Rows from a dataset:

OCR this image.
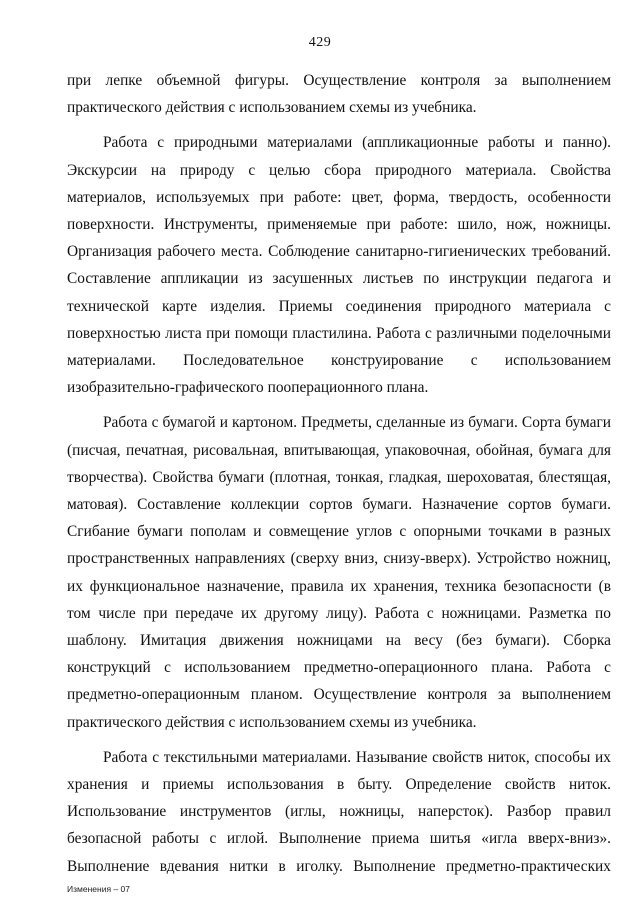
429

при лепке объемной фигуры. Осуществление контроля за выполнением практического действия с использованием схемы из учебника.

Работа с природными материалами (аппликационные работы и панно). Экскурсии на природу с целью сбора природного материала. Свойства материалов, используемых при работе: цвет, форма, твердость, особенности поверхности. Инструменты, применяемые при работе: шило, нож, ножницы. Организация рабочего места. Соблюдение санитарно-гигиенических требований. Составление аппликации из засушенных листьев по инструкции педагога и технической карте изделия. Приемы соединения природного материала с поверхностью листа при помощи пластилина. Работа с различными поделочными материалами. Последовательное конструирование с использованием изобразительно-графического пооперационного плана.

Работа с бумагой и картоном. Предметы, сделанные из бумаги. Сорта бумаги (писчая, печатная, рисовальная, впитывающая, упаковочная, обойная, бумага для творчества). Свойства бумаги (плотная, тонкая, гладкая, шероховатая, блестящая, матовая). Составление коллекции сортов бумаги. Назначение сортов бумаги. Сгибание бумаги пополам и совмещение углов с опорными точками в разных пространственных направлениях (сверху вниз, снизу-вверх). Устройство ножниц, их функциональное назначение, правила их хранения, техника безопасности (в том числе при передаче их другому лицу). Работа с ножницами. Разметка по шаблону. Имитация движения ножницами на весу (без бумаги). Сборка конструкций с использованием предметно-операционного плана. Работа с предметно-операционным планом. Осуществление контроля за выполнением практического действия с использованием схемы из учебника.

Работа с текстильными материалами. Называние свойств ниток, способы их хранения и приемы использования в быту. Определение свойств ниток. Использование инструментов (иглы, ножницы, наперсток). Разбор правил безопасной работы с иглой. Выполнение приема шитья «игла вверх-вниз». Выполнение вдевания нитки в иголку. Выполнение предметно-практических

Изменения – 07
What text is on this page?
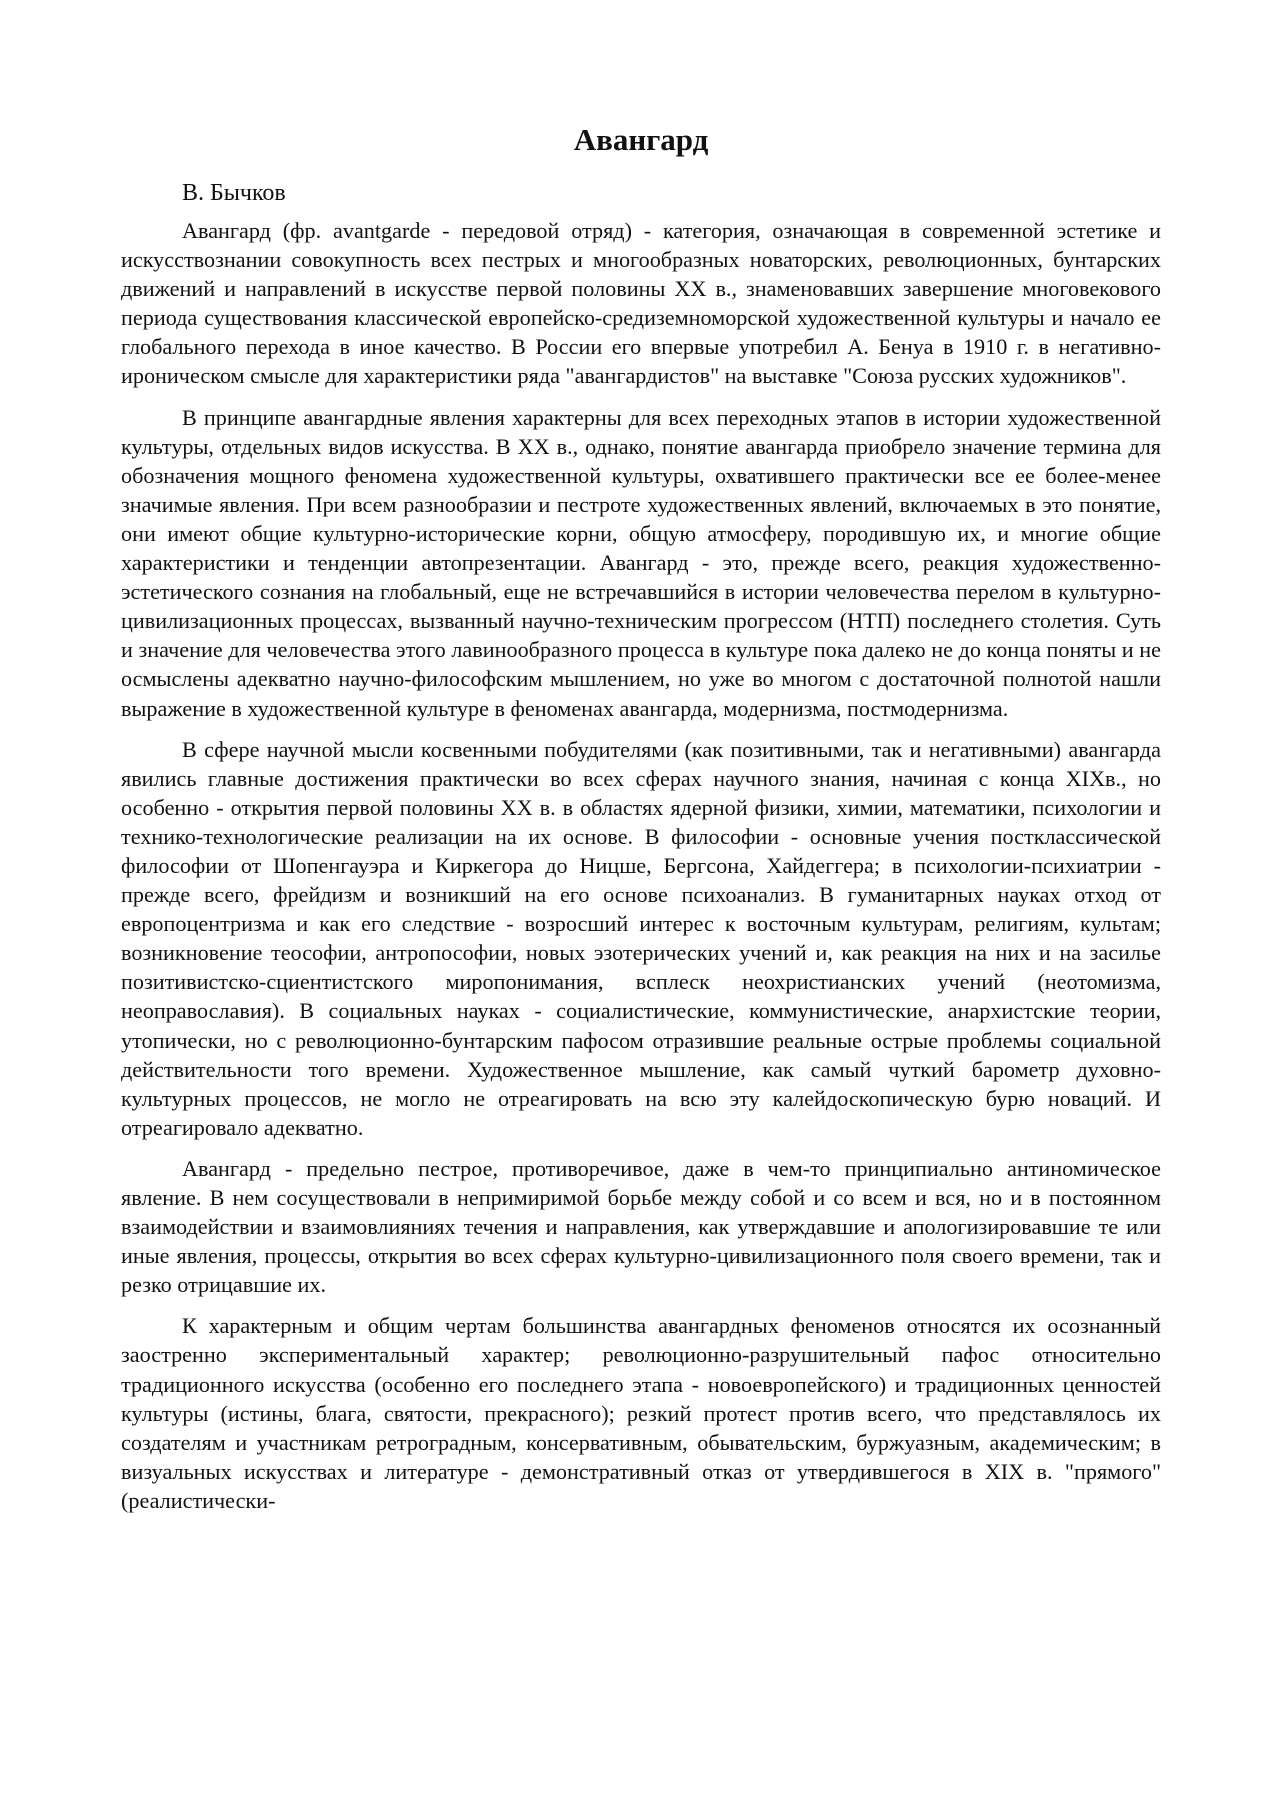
Авангард
В. Бычков

Авангард (фр. avantgarde - передовой отряд) - категория, означающая в современной эстетике и искусствознании совокупность всех пестрых и многообразных новаторских, революционных, бунтарских движений и направлений в искусстве первой половины XX в., знаменовавших завершение многовекового периода существования классической европейско-средиземноморской художественной культуры и начало ее глобального перехода в иное качество. В России его впервые употребил А. Бенуа в 1910 г. в негативно-ироническом смысле для характеристики ряда "авангардистов" на выставке "Союза русских художников".

В принципе авангардные явления характерны для всех переходных этапов в истории художественной культуры, отдельных видов искусства. В XX в., однако, понятие авангарда приобрело значение термина для обозначения мощного феномена художественной культуры, охватившего практически все ее более-менее значимые явления. При всем разнообразии и пестроте художественных явлений, включаемых в это понятие, они имеют общие культурно-исторические корни, общую атмосферу, породившую их, и многие общие характеристики и тенденции автопрезентации. Авангард - это, прежде всего, реакция художественно-эстетического сознания на глобальный, еще не встречавшийся в истории человечества перелом в культурно-цивилизационных процессах, вызванный научно-техническим прогрессом (НТП) последнего столетия. Суть и значение для человечества этого лавинообразного процесса в культуре пока далеко не до конца поняты и не осмыслены адекватно научно-философским мышлением, но уже во многом с достаточной полнотой нашли выражение в художественной культуре в феноменах авангарда, модернизма, постмодернизма.

В сфере научной мысли косвенными побудителями (как позитивными, так и негативными) авангарда явились главные достижения практически во всех сферах научного знания, начиная с конца XIXв., но особенно - открытия первой половины XX в. в областях ядерной физики, химии, математики, психологии и технико-технологические реализации на их основе. В философии - основные учения постклассической философии от Шопенгауэра и Киркегора до Ницше, Бергсона, Хайдеггера; в психологии-психиатрии - прежде всего, фрейдизм и возникший на его основе психоанализ. В гуманитарных науках отход от европоцентризма и как его следствие - возросший интерес к восточным культурам, религиям, культам; возникновение теософии, антропософии, новых эзотерических учений и, как реакция на них и на засилье позитивистско-сциентистского миропонимания, всплеск неохристианских учений (неотомизма, неоправославия). В социальных науках - социалистические, коммунистические, анархистские теории, утопически, но с революционно-бунтарским пафосом отразившие реальные острые проблемы социальной действительности того времени. Художественное мышление, как самый чуткий барометр духовно-культурных процессов, не могло не отреагировать на всю эту калейдоскопическую бурю новаций. И отреагировало адекватно.

Авангард - предельно пестрое, противоречивое, даже в чем-то принципиально антиномическое явление. В нем сосуществовали в непримиримой борьбе между собой и со всем и вся, но и в постоянном взаимодействии и взаимовлияниях течения и направления, как утверждавшие и апологизировавшие те или иные явления, процессы, открытия во всех сферах культурно-цивилизационного поля своего времени, так и резко отрицавшие их.

К характерным и общим чертам большинства авангардных феноменов относятся их осознанный заостренно экспериментальный характер; революционно-разрушительный пафос относительно традиционного искусства (особенно его последнего этапа - новоевропейского) и традиционных ценностей культуры (истины, блага, святости, прекрасного); резкий протест против всего, что представлялось их создателям и участникам ретроградным, консервативным, обывательским, буржуазным, академическим; в визуальных искусствах и литературе - демонстративный отказ от утвердившегося в XIX в. "прямого" (реалистически-
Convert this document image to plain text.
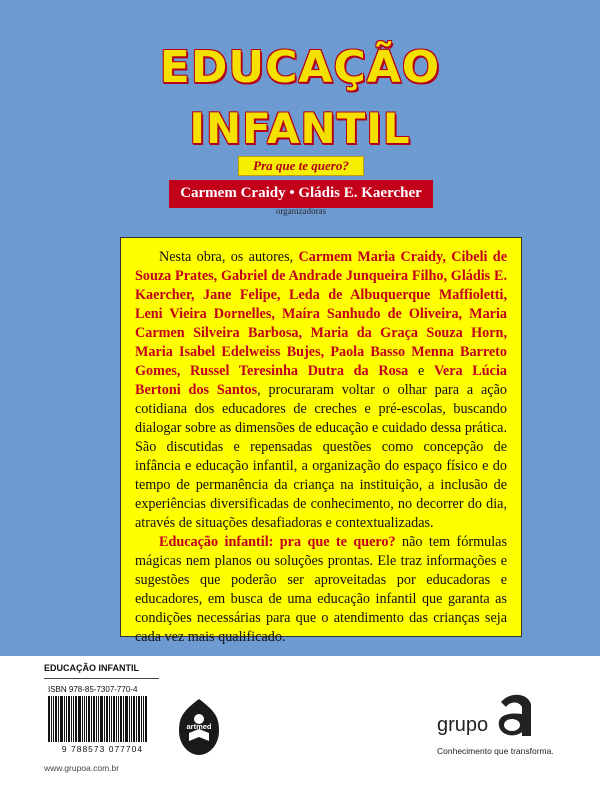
EDUCAÇÃO
INFANTIL
Pra que te quero?
Carmem Craidy • Gládis E. Kaercher
organizadoras

Nesta obra, os autores, Carmem Maria Craidy, Cibeli de Souza Prates, Gabriel de Andrade Junqueira Filho, Gládis E. Kaercher, Jane Felipe, Leda de Albuquerque Maffioletti, Leni Vieira Dornelles, Maíra Sanhudo de Oliveira, Maria Carmen Silveira Barbosa, Maria da Graça Souza Horn, Maria Isabel Edelweiss Bujes, Paola Basso Menna Barreto Gomes, Russel Teresinha Dutra da Rosa e Vera Lúcia Bertoni dos Santos, procuraram voltar o olhar para a ação cotidiana dos educadores de creches e pré-escolas, buscando dialogar sobre as dimensões de educação e cuidado dessa prática. São discutidas e repensadas questões como concepção de infância e educação infantil, a organização do espaço físico e do tempo de permanência da criança na instituição, a inclusão de experiências diversificadas de conhecimento, no decorrer do dia, através de situações desafiadoras e contextualizadas.

Educação infantil: pra que te quero? não tem fórmulas mágicas nem planos ou soluções prontas. Ele traz informações e sugestões que poderão ser aproveitadas por educadoras e educadores, em busca de uma educação infantil que garanta as condições necessárias para que o atendimento das crianças seja cada vez mais qualificado.

EDUCAÇÃO INFANTIL
ISBN 978-85-7307-770-4
9 788573 077704
www.grupoa.com.br
artmed	grupo
Conhecimento que transforma.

**Written problem:**
Without the pictures, write out every entry precisely as it appears.

**Written solution:**
OCR this image.
429

при лепке объемной фигуры. Осуществление контроля за выполнением практического действия с использованием схемы из учебника.

Работа с природными материалами (аппликационные работы и панно). Экскурсии на природу с целью сбора природного материала. Свойства материалов, используемых при работе: цвет, форма, твердость, особенности поверхности. Инструменты, применяемые при работе: шило, нож, ножницы. Организация рабочего места. Соблюдение санитарно-гигиенических требований. Составление аппликации из засушенных листьев по инструкции педагога и технической карте изделия. Приемы соединения природного материала с поверхностью листа при помощи пластилина. Работа с различными поделочными материалами. Последовательное конструирование с использованием изобразительно-графического пооперационного плана.

Работа с бумагой и картоном. Предметы, сделанные из бумаги. Сорта бумаги (писчая, печатная, рисовальная, впитывающая, упаковочная, обойная, бумага для творчества). Свойства бумаги (плотная, тонкая, гладкая, шероховатая, блестящая, матовая). Составление коллекции сортов бумаги. Назначение сортов бумаги. Сгибание бумаги пополам и совмещение углов с опорными точками в разных пространственных направлениях (сверху вниз, снизу-вверх). Устройство ножниц, их функциональное назначение, правила их хранения, техника безопасности (в том числе при передаче их другому лицу). Работа с ножницами. Разметка по шаблону. Имитация движения ножницами на весу (без бумаги). Сборка конструкций с использованием предметно-операционного плана. Работа с предметно-операционным планом. Осуществление контроля за выполнением практического действия с использованием схемы из учебника.

Работа с текстильными материалами. Называние свойств ниток, способы их хранения и приемы использования в быту. Определение свойств ниток. Использование инструментов (иглы, ножницы, наперсток). Разбор правил безопасной работы с иглой. Выполнение приема шитья «игла вверх-вниз». Выполнение вдевания нитки в иголку. Выполнение предметно-практических

Изменения – 07
What text is on this page?
Авангард
В. Бычков

Авангард (фр. avantgarde - передовой отряд) - категория, означающая в современной эстетике и искусствознании совокупность всех пестрых и многообразных новаторских, революционных, бунтарских движений и направлений в искусстве первой половины XX в., знаменовавших завершение многовекового периода существования классической европейско-средиземноморской художественной культуры и начало ее глобального перехода в иное качество. В России его впервые употребил А. Бенуа в 1910 г. в негативно-ироническом смысле для характеристики ряда "авангардистов" на выставке "Союза русских художников".

В принципе авангардные явления характерны для всех переходных этапов в истории художественной культуры, отдельных видов искусства. В XX в., однако, понятие авангарда приобрело значение термина для обозначения мощного феномена художественной культуры, охватившего практически все ее более-менее значимые явления. При всем разнообразии и пестроте художественных явлений, включаемых в это понятие, они имеют общие культурно-исторические корни, общую атмосферу, породившую их, и многие общие характеристики и тенденции автопрезентации. Авангард - это, прежде всего, реакция художественно-эстетического сознания на глобальный, еще не встречавшийся в истории человечества перелом в культурно-цивилизационных процессах, вызванный научно-техническим прогрессом (НТП) последнего столетия. Суть и значение для человечества этого лавинообразного процесса в культуре пока далеко не до конца поняты и не осмыслены адекватно научно-философским мышлением, но уже во многом с достаточной полнотой нашли выражение в художественной культуре в феноменах авангарда, модернизма, постмодернизма.

В сфере научной мысли косвенными побудителями (как позитивными, так и негативными) авангарда явились главные достижения практически во всех сферах научного знания, начиная с конца XIXв., но особенно - открытия первой половины XX в. в областях ядерной физики, химии, математики, психологии и технико-технологические реализации на их основе. В философии - основные учения постклассической философии от Шопенгауэра и Киркегора до Ницше, Бергсона, Хайдеггера; в психологии-психиатрии - прежде всего, фрейдизм и возникший на его основе психоанализ. В гуманитарных науках отход от европоцентризма и как его следствие - возросший интерес к восточным культурам, религиям, культам; возникновение теософии, антропософии, новых эзотерических учений и, как реакция на них и на засилье позитивистско-сциентистского миропонимания, всплеск неохристианских учений (неотомизма, неоправославия). В социальных науках - социалистические, коммунистические, анархистские теории, утопически, но с революционно-бунтарским пафосом отразившие реальные острые проблемы социальной действительности того времени. Художественное мышление, как самый чуткий барометр духовно-культурных процессов, не могло не отреагировать на всю эту калейдоскопическую бурю новаций. И отреагировало адекватно.

Авангард - предельно пестрое, противоречивое, даже в чем-то принципиально антиномическое явление. В нем сосуществовали в непримиримой борьбе между собой и со всем и вся, но и в постоянном взаимодействии и взаимовлияниях течения и направления, как утверждавшие и апологизировавшие те или иные явления, процессы, открытия во всех сферах культурно-цивилизационного поля своего времени, так и резко отрицавшие их.

К характерным и общим чертам большинства авангардных феноменов относятся их осознанный заостренно экспериментальный характер; революционно-разрушительный пафос относительно традиционного искусства (особенно его последнего этапа - новоевропейского) и традиционных ценностей культуры (истины, блага, святости, прекрасного); резкий протест против всего, что представлялось их создателям и участникам ретроградным, консервативным, обывательским, буржуазным, академическим; в визуальных искусствах и литературе - демонстративный отказ от утвердившегося в XIX в. "прямого" (реалистически-
Convert this document image to plain text.
EDUCAÇÃO
INFANTIL
Pra que te quero?
Carmem Craidy • Gládis E. Kaercher
organizadoras

Nesta obra, os autores, Carmem Maria Craidy, Cibeli de Souza Prates, Gabriel de Andrade Junqueira Filho, Gládis E. Kaercher, Jane Felipe, Leda de Albuquerque Maffioletti, Leni Vieira Dornelles, Maíra Sanhudo de Oliveira, Maria Carmen Silveira Barbosa, Maria da Graça Souza Horn, Maria Isabel Edelweiss Bujes, Paola Basso Menna Barreto Gomes, Russel Teresinha Dutra da Rosa e Vera Lúcia Bertoni dos Santos, procuraram voltar o olhar para a ação cotidiana dos educadores de creches e pré-escolas, buscando dialogar sobre as dimensões de educação e cuidado dessa prática. São discutidas e repensadas questões como concepção de infância e educação infantil, a organização do espaço físico e do tempo de permanência da criança na instituição, a inclusão de experiências diversificadas de conhecimento, no decorrer do dia, através de situações desafiadoras e contextualizadas.

Educação infantil: pra que te quero? não tem fórmulas mágicas nem planos ou soluções prontas. Ele traz informações e sugestões que poderão ser aproveitadas por educadoras e educadores, em busca de uma educação infantil que garanta as condições necessárias para que o atendimento das crianças seja cada vez mais qualificado.

EDUCAÇÃO INFANTIL
ISBN 978-85-7307-770-4
9 788573 077704
www.grupoa.com.br
artmed	grupo
Conhecimento que transforma.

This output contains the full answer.